start Data supplied

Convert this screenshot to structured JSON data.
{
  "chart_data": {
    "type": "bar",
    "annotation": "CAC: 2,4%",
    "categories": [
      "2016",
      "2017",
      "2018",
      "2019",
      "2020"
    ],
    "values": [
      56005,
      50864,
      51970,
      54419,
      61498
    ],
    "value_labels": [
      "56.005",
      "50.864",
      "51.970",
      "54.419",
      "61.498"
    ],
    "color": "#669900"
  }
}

end Data supplied

**Stated goal**
Each line of the listing above should be output exactly.

**Full solution**
Convert this screenshot to structured JSON data.
{
  "chart_data": {
    "type": "bar",
    "annotation": "CAC: 2,4%",
    "categories": [
      "2016",
      "2017",
      "2018",
      "2019",
      "2020"
    ],
    "values": [
      56005,
      50864,
      51970,
      54419,
      61498
    ],
    "value_labels": [
      "56.005",
      "50.864",
      "51.970",
      "54.419",
      "61.498"
    ],
    "color": "#669900"
  }
}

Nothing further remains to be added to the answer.